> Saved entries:

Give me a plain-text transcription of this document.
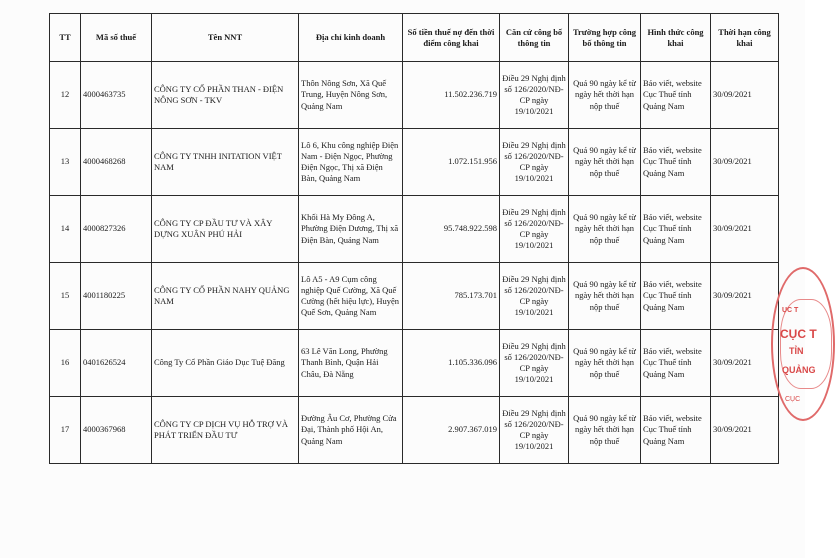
TT	Mã số thuế	Tên NNT	Địa chỉ kinh doanh	Số tiền thuế nợ đến thời điểm công khai	Căn cứ công bố thông tin	Trường hợp công bố thông tin	Hình thức công khai	Thời hạn công khai
12	4000463735	CÔNG TY CỔ PHẦN THAN - ĐIỆN NÔNG SƠN - TKV	Thôn Nông Sơn, Xã Quế Trung, Huyện Nông Sơn, Quảng Nam	11.502.236.719	Điều 29 Nghị định số 126/2020/NĐ-CP ngày 19/10/2021	Quá 90 ngày kể từ ngày hết thời hạn nộp thuế	Báo viết, website Cục Thuế tỉnh Quảng Nam	30/09/2021
13	4000468268	CÔNG TY TNHH INITATION VIỆT NAM	Lô 6, Khu công nghiệp Điện Nam - Điện Ngọc, Phường Điện Ngọc, Thị xã Điện Bàn, Quảng Nam	1.072.151.956	Điều 29 Nghị định số 126/2020/NĐ-CP ngày 19/10/2021	Quá 90 ngày kể từ ngày hết thời hạn nộp thuế	Báo viết, website Cục Thuế tỉnh Quảng Nam	30/09/2021
14	4000827326	CÔNG TY CP ĐẦU TƯ VÀ XÂY DỰNG XUÂN PHÚ HẢI	Khối Hà My Đông A, Phường Điện Dương, Thị xã Điện Bàn, Quảng Nam	95.748.922.598	Điều 29 Nghị định số 126/2020/NĐ-CP ngày 19/10/2021	Quá 90 ngày kể từ ngày hết thời hạn nộp thuế	Báo viết, website Cục Thuế tỉnh Quảng Nam	30/09/2021
15	4001180225	CÔNG TY CỔ PHẦN NAHY QUẢNG NAM	Lô A5 - A9 Cụm công nghiệp Quế Cường, Xã Quế Cường (hết hiệu lực), Huyện Quế Sơn, Quảng Nam	785.173.701	Điều 29 Nghị định số 126/2020/NĐ-CP ngày 19/10/2021	Quá 90 ngày kể từ ngày hết thời hạn nộp thuế	Báo viết, website Cục Thuế tỉnh Quảng Nam	30/09/2021
16	0401626524	Công Ty Cổ Phần Giáo Dục Tuệ Đăng	63 Lê Văn Long, Phường Thanh Bình, Quận Hải Châu, Đà Nẵng	1.105.336.096	Điều 29 Nghị định số 126/2020/NĐ-CP ngày 19/10/2021	Quá 90 ngày kể từ ngày hết thời hạn nộp thuế	Báo viết, website Cục Thuế tỉnh Quảng Nam	30/09/2021
17	4000367968	CÔNG TY CP DỊCH VỤ HỖ TRỢ VÀ PHÁT TRIỂN ĐẦU TƯ	Đường Âu Cơ, Phường Cửa Đại, Thành phố Hội An, Quảng Nam	2.907.367.019	Điều 29 Nghị định số 126/2020/NĐ-CP ngày 19/10/2021	Quá 90 ngày kể từ ngày hết thời hạn nộp thuế	Báo viết, website Cục Thuế tỉnh Quảng Nam	30/09/2021
ỤC T
CỤC T
TỈN
QUẢNG
CỤC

> Instructions to follow:
Copy each line from the records above that includes the string "Phường".

> Complete answer:
13	4000468268	CÔNG TY TNHH INITATION VIỆT NAM	Lô 6, Khu công nghiệp Điện Nam - Điện Ngọc, Phường Điện Ngọc, Thị xã Điện Bàn, Quảng Nam	1.072.151.956	Điều 29 Nghị định số 126/2020/NĐ-CP ngày 19/10/2021	Quá 90 ngày kể từ ngày hết thời hạn nộp thuế	Báo viết, website Cục Thuế tỉnh Quảng Nam	30/09/2021
14	4000827326	CÔNG TY CP ĐẦU TƯ VÀ XÂY DỰNG XUÂN PHÚ HẢI	Khối Hà My Đông A, Phường Điện Dương, Thị xã Điện Bàn, Quảng Nam	95.748.922.598	Điều 29 Nghị định số 126/2020/NĐ-CP ngày 19/10/2021	Quá 90 ngày kể từ ngày hết thời hạn nộp thuế	Báo viết, website Cục Thuế tỉnh Quảng Nam	30/09/2021
16	0401626524	Công Ty Cổ Phần Giáo Dục Tuệ Đăng	63 Lê Văn Long, Phường Thanh Bình, Quận Hải Châu, Đà Nẵng	1.105.336.096	Điều 29 Nghị định số 126/2020/NĐ-CP ngày 19/10/2021	Quá 90 ngày kể từ ngày hết thời hạn nộp thuế	Báo viết, website Cục Thuế tỉnh Quảng Nam	30/09/2021
17	4000367968	CÔNG TY CP DỊCH VỤ HỖ TRỢ VÀ PHÁT TRIỂN ĐẦU TƯ	Đường Âu Cơ, Phường Cửa Đại, Thành phố Hội An, Quảng Nam	2.907.367.019	Điều 29 Nghị định số 126/2020/NĐ-CP ngày 19/10/2021	Quá 90 ngày kể từ ngày hết thời hạn nộp thuế	Báo viết, website Cục Thuế tỉnh Quảng Nam	30/09/2021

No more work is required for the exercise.